Work to complete. Omit the pictures, then write out every entry exactly as it reads.

Dataset rows about figures.

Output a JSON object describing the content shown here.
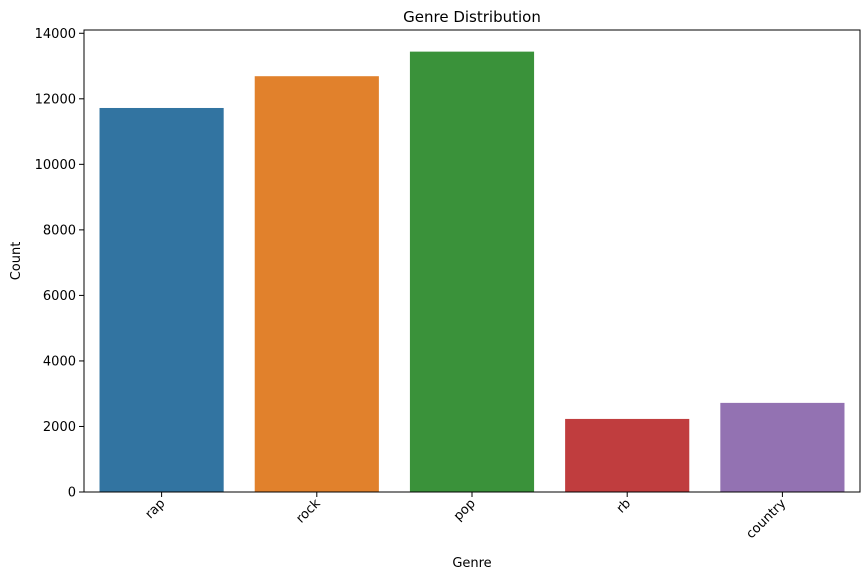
{
  "chart_data": {
    "type": "bar",
    "title": "Genre Distribution",
    "xlabel": "Genre",
    "ylabel": "Count",
    "categories": [
      "rap",
      "rock",
      "pop",
      "rb",
      "country"
    ],
    "values": [
      11720,
      12690,
      13440,
      2230,
      2720
    ],
    "colors": [
      "#3274a1",
      "#e1812c",
      "#3a923a",
      "#c03d3e",
      "#9372b2"
    ],
    "ylim": [
      0,
      14100
    ],
    "yticks": [
      0,
      2000,
      4000,
      6000,
      8000,
      10000,
      12000,
      14000
    ],
    "ytick_labels": [
      "0",
      "2000",
      "4000",
      "6000",
      "8000",
      "10000",
      "12000",
      "14000"
    ],
    "grid": false,
    "legend": "none"
  }
}
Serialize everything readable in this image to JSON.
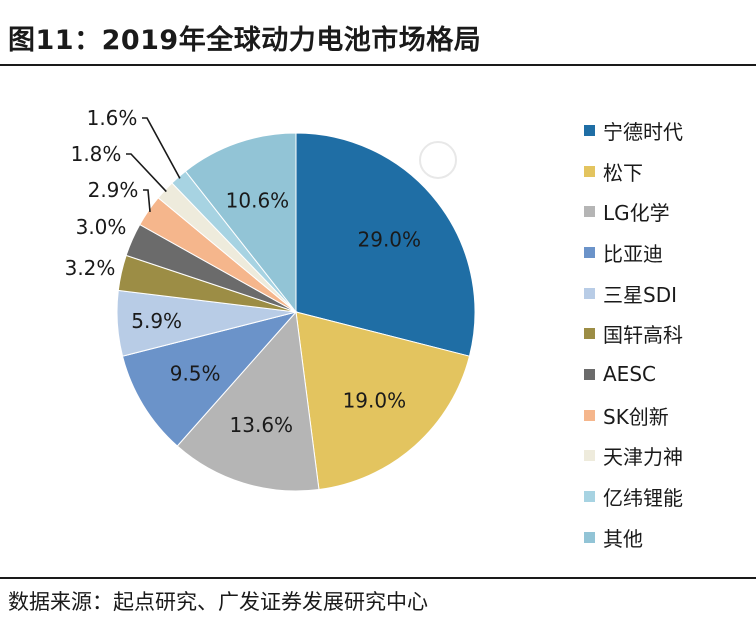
{
  "title": "图11：2019年全球动力电池市场格局",
  "source": "数据来源：起点研究、广发证券发展研究中心",
  "colors": {
    "宁德时代": "#1f6ea5",
    "松下": "#e3c45f",
    "LG化学": "#b5b5b5",
    "比亚迪": "#6b93c9",
    "三星SDI": "#b8cce6",
    "国轩高科": "#9c8d45",
    "AESC": "#6b6b6b",
    "SK创新": "#f5b68c",
    "天津力神": "#eeebdc",
    "亿纬锂能": "#a7d3e2",
    "其他": "#92c4d6"
  },
  "chart_data": {
    "type": "pie",
    "labels": [
      "宁德时代",
      "松下",
      "LG化学",
      "比亚迪",
      "三星SDI",
      "国轩高科",
      "AESC",
      "SK创新",
      "天津力神",
      "亿纬锂能",
      "其他"
    ],
    "values": [
      29.0,
      19.0,
      13.6,
      9.5,
      5.9,
      3.2,
      3.0,
      2.9,
      1.8,
      1.6,
      10.6
    ],
    "value_labels": [
      "29.0%",
      "19.0%",
      "13.6%",
      "9.5%",
      "5.9%",
      "3.2%",
      "3.0%",
      "2.9%",
      "1.8%",
      "1.6%",
      "10.6%"
    ],
    "legend_position": "right"
  }
}
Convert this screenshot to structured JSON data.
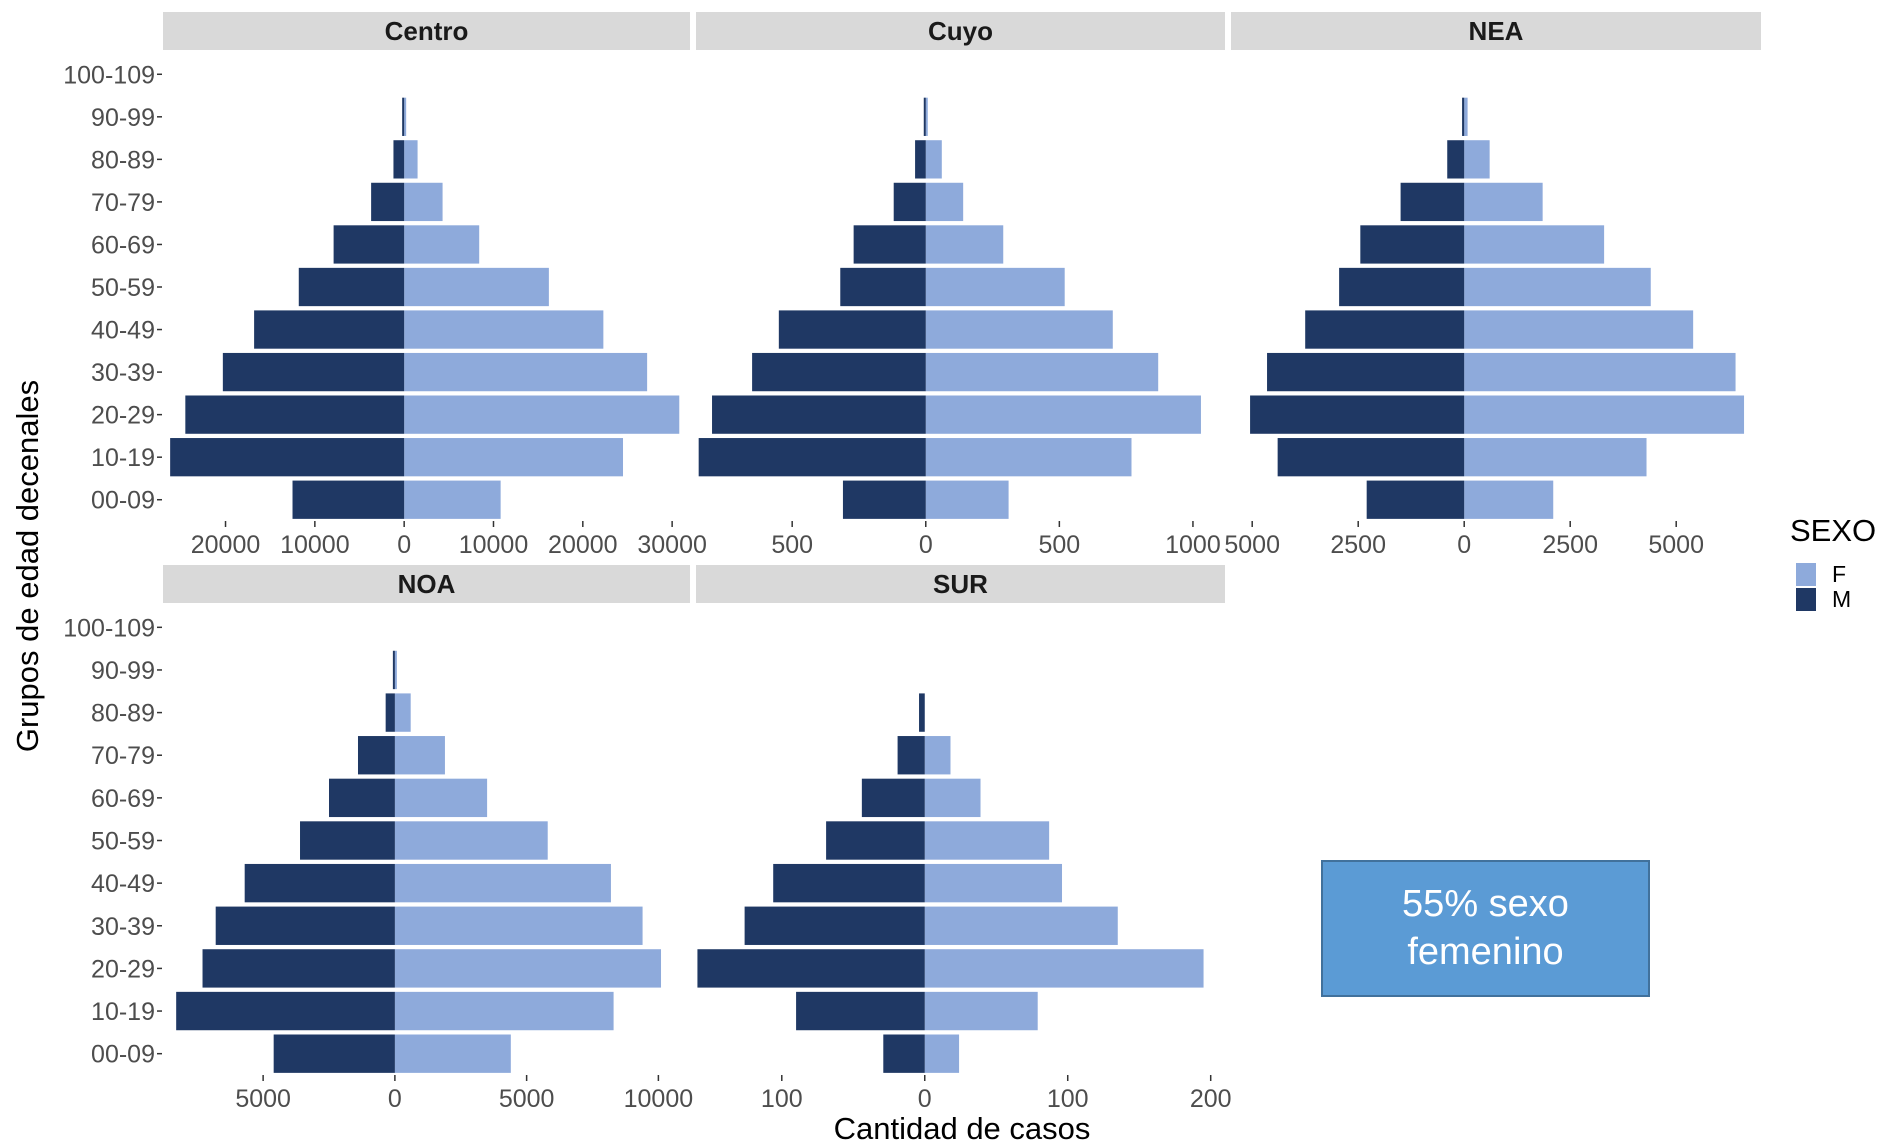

Exercise answer.
Output a JSON object describing the content shown here.
{
  "chart_data": {
    "type": "bar",
    "title": "Genre Distribution",
    "xlabel": "Genre",
    "ylabel": "Count",
    "categories": [
      "rap",
      "rock",
      "pop",
      "rb",
      "country"
    ],
    "values": [
      11720,
      12690,
      13440,
      2230,
      2720
    ],
    "colors": [
      "#3274a1",
      "#e1812c",
      "#3a923a",
      "#c03d3e",
      "#9372b2"
    ],
    "ylim": [
      0,
      14100
    ],
    "yticks": [
      0,
      2000,
      4000,
      6000,
      8000,
      10000,
      12000,
      14000
    ],
    "ytick_labels": [
      "0",
      "2000",
      "4000",
      "6000",
      "8000",
      "10000",
      "12000",
      "14000"
    ],
    "grid": false,
    "legend": "none"
  }
}
Serialize everything readable in this image to JSON.
{
  "title": "图11：2019年全球动力电池市场格局",
  "source": "数据来源：起点研究、广发证券发展研究中心",
  "colors": {
    "宁德时代": "#1f6ea5",
    "松下": "#e3c45f",
    "LG化学": "#b5b5b5",
    "比亚迪": "#6b93c9",
    "三星SDI": "#b8cce6",
    "国轩高科": "#9c8d45",
    "AESC": "#6b6b6b",
    "SK创新": "#f5b68c",
    "天津力神": "#eeebdc",
    "亿纬锂能": "#a7d3e2",
    "其他": "#92c4d6"
  },
  "chart_data": {
    "type": "pie",
    "labels": [
      "宁德时代",
      "松下",
      "LG化学",
      "比亚迪",
      "三星SDI",
      "国轩高科",
      "AESC",
      "SK创新",
      "天津力神",
      "亿纬锂能",
      "其他"
    ],
    "values": [
      29.0,
      19.0,
      13.6,
      9.5,
      5.9,
      3.2,
      3.0,
      2.9,
      1.8,
      1.6,
      10.6
    ],
    "value_labels": [
      "29.0%",
      "19.0%",
      "13.6%",
      "9.5%",
      "5.9%",
      "3.2%",
      "3.0%",
      "2.9%",
      "1.8%",
      "1.6%",
      "10.6%"
    ],
    "legend_position": "right"
  }
}
Convert this screenshot to structured JSON data.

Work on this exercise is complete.